Officially, his department says no decision has been taken on the treatment of farm or other business assets. “Any proposals arising from the Capital Asset Test Implementation Group’s recommendations will require further Government agreement and will also necessitate legislative amendment. Any comment at this stage on possible recommendations is speculation.”

Despite these soothing words, farming organisations are right to be worried about possible changes in the workings of the student grant system – including new forms of means-testing and consideration of assets such as second homes.

Within weeks of taking office last year, Quinn accused some farmers of manipulating their income to ensure their children secured the grant – an option not available to PAYE workers.

This week, he was much less strident on the issue.

An official explains the starting point in this debate for Quinn. “This is not about being pro- or anti-farmer. This is about equality and fairness at the time when the public purse is under the most severe pressure.”

Reform of the student grant scheme has been on the education agenda for more than two decades, but successive ministers have ducked the issue. This is hardly surprising given the immense power of the farmers’ lobby.

Change has been demanded since the 1997 de Buitléir report concluded the current means test “is defective in that it fails to take full account of ability to pay – particularly since it ignores the accumulated wealth of individuals. Some people with clearly expensive lifestyles obtain grants while others, who are very hard-pressed, lose out.”

De Buitléir reported how one farmer had 122 acres and net assets of £215,000, but his annual income for grant purposes was only £15,000.

By contrast, the PAYE sector was treated harshly, as a disproportionate number of grants flowed to the self-employed and farmers, it concluded.

The new report will represent the definitive word on the workings of the grant scheme.

But this week, most of the public debate focused on statistics gleaned from the most recent figures – for 2010 – from the Higher Education Authority

These figures were effectively used by both sides to support their case. The farming organisations pointed out that those from a farming background make up only about 10 per cent of the total number of grantholders.

REQUIREMENTS -
1. In the student grant text, how many acres did the farmer cited in the de Buitléir report own?
2. Write the next part of the text on student grants, starting after its final sentence.
The records play no part in the work that follows.

Layout region records
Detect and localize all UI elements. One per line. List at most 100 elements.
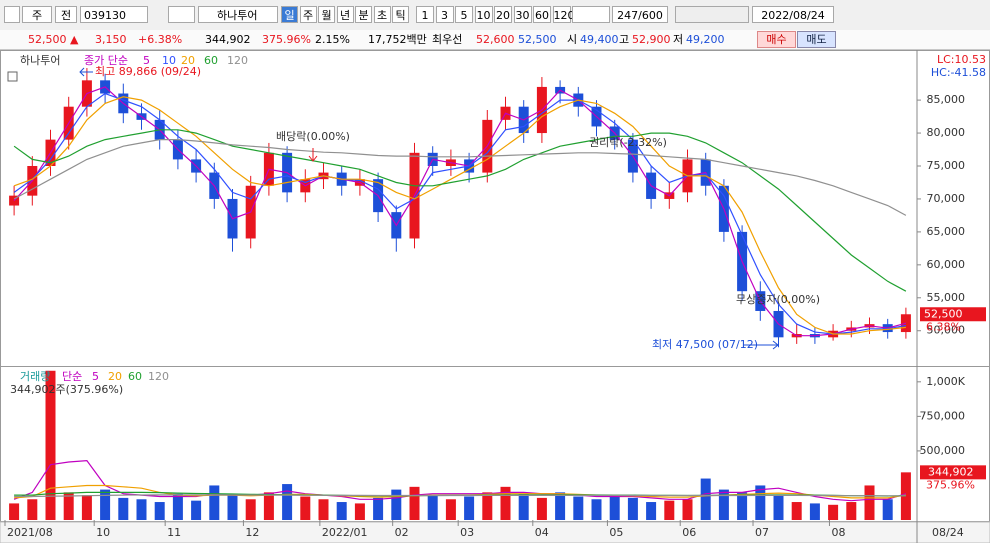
y-tick-label: 55,000 (927, 291, 966, 304)
arrow (308, 148, 318, 162)
volume-bar (45, 370, 56, 520)
volume-bar (9, 503, 20, 520)
volume-bar (354, 503, 365, 520)
volume-bar (27, 499, 38, 520)
prev-button[interactable]: 전 (55, 6, 77, 23)
volume-bar (791, 502, 802, 520)
volume-bar (737, 492, 748, 520)
volume-bar (828, 504, 839, 520)
menu-icon[interactable] (4, 6, 20, 23)
count-box[interactable]: 247/600 (612, 6, 668, 23)
legend-entry: 10 (162, 54, 176, 67)
toolbar-button[interactable]: 60 (533, 6, 551, 23)
volume-bar (664, 500, 675, 520)
x-tick-label: 10 (96, 526, 110, 539)
volume-ma-line (14, 494, 906, 498)
code-input[interactable]: 039130 (80, 6, 148, 23)
blank-select[interactable] (572, 6, 610, 23)
buy-button[interactable]: 매수 (757, 31, 796, 48)
y-tick-label: 1,000K (926, 375, 965, 388)
ma-line (13, 96, 906, 335)
toolbar-button[interactable]: 10 (474, 6, 493, 23)
toolbar-button[interactable]: 초 (373, 6, 391, 23)
toolbar-button[interactable]: 년 (336, 6, 354, 23)
toolbar-button[interactable]: 5 (455, 6, 473, 23)
volume-bar (136, 499, 147, 520)
volume-bar (864, 485, 875, 520)
arrow (744, 340, 779, 350)
toolbar-button[interactable]: 1 (416, 6, 434, 23)
y-tick-label: 75,000 (927, 159, 966, 172)
x-tick-label: 04 (535, 526, 549, 539)
price-tag (920, 307, 986, 322)
volume-bar (846, 502, 857, 520)
arrow (79, 67, 93, 77)
volume-bar (718, 489, 729, 520)
low: 49,200 (686, 33, 725, 46)
legend-entry: 120 (148, 370, 169, 383)
volume-bar (318, 499, 329, 520)
volume-bar (482, 492, 493, 520)
toolbar-button[interactable]: 분 (355, 6, 372, 23)
y-tick-label: 65,000 (927, 225, 966, 238)
ma-line (13, 92, 907, 335)
toolbar-button[interactable]: 월 (318, 6, 335, 23)
bid: 52,500 (518, 33, 557, 46)
volume-bar (445, 499, 456, 520)
y-tick-label: 70,000 (927, 192, 966, 205)
volume-bar (609, 495, 620, 520)
x-tick-label: 03 (460, 526, 474, 539)
name-box[interactable]: 하나투어 (198, 6, 278, 23)
annotation: 권리락(-2.32%) (589, 136, 667, 149)
volume-bar (100, 489, 111, 520)
y-tick-label: 750,000 (920, 409, 966, 422)
toolbar-button[interactable]: 20 (494, 6, 512, 23)
volume-bar (755, 485, 766, 520)
legend-title: 하나투어 (20, 53, 60, 67)
toolbar-button[interactable]: 3 (435, 6, 454, 23)
x-tick-label: 11 (167, 526, 181, 539)
toolbar-button[interactable]: 120 (552, 6, 575, 23)
price: 52,500 (28, 33, 67, 46)
toolbar-button[interactable]: 30 (513, 6, 532, 23)
volume-bar (409, 486, 420, 520)
legend-entry: 5 (92, 370, 99, 383)
volume-bar (773, 495, 784, 520)
volume-tag (920, 465, 986, 480)
volume-bar (700, 478, 711, 520)
y-tick-label: 80,000 (927, 126, 966, 139)
x-axis-band (0, 521, 990, 543)
toolbar-button[interactable]: 일 (281, 6, 298, 23)
toolbar-button[interactable]: 틱 (392, 6, 409, 23)
sound-icon[interactable] (168, 6, 195, 23)
change-pct: +6.38% (138, 33, 183, 46)
volume-bar (245, 499, 256, 520)
ma-line (13, 139, 907, 216)
legend-title: 거래량 (20, 370, 50, 383)
toolbar-button[interactable]: 주 (299, 6, 317, 23)
sell-button[interactable]: 매도 (797, 31, 836, 48)
volume-bar (555, 492, 566, 520)
date-input[interactable]: 2022/08/24 (752, 6, 834, 23)
price-panel (0, 50, 990, 367)
tool-icons[interactable] (675, 6, 749, 23)
legend-entry: 120 (227, 54, 248, 67)
volume-bar (282, 484, 293, 520)
legend-square (7, 71, 18, 82)
legend-label: 단순 (62, 370, 82, 383)
price-tag-label: 52,500 (924, 307, 963, 320)
ma-line (13, 86, 907, 337)
lc-label: LC:10.53 (937, 53, 986, 66)
volume-bar (518, 493, 529, 520)
y-tick-label: 60,000 (927, 258, 966, 271)
volume-bar (646, 502, 657, 520)
volume-ma-line (13, 459, 907, 502)
x-tick-label: 07 (755, 526, 769, 539)
volume-bar (300, 496, 311, 520)
volume-bar (427, 495, 438, 520)
x-tick-label: 2022/01 (322, 526, 368, 539)
volume-bar (573, 496, 584, 520)
market-select[interactable]: 주 (22, 6, 52, 23)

RESULTS -
1. 122 acres.

2.
Labour Party supporters focused on how farmers and the self-employed are still more than twice as likely to get college grants for their children as PAYE workers; more than 40 per cent of all farmers and close to 50 per cent of self-employed people secure a college grant for their sons or daughters.

By contrast, only 17 per cent of those from families headed by “lower professional” – on PAYE – expect to be grant-aided in college.

All parties to the dispute are awaiting the report from the working group on capital assets, due next month.

The group – headed by a Department of Education assistant secretary – is made up of senior officials from the Department of Social Protection, the Valuation Office, the Revenue Commissioners and others. The Department of Agriculture is also represented after discussion between Minister for Agriculture Simon Coveney and Quinn earlier this year.

This week, Coveney signalled his opposition to any new forms of means-testing. While many farmers were asset-rich, their cashflow and income level was well below the national average, he maintained.

On the Labour side, party chairman Colm Keaveney and others are pushing for real change and an end to what one Labour TD calls the “scandalous abuse” of the student grant scheme.

There is a sense that something has to give on the issue in Cabinet over the winter months.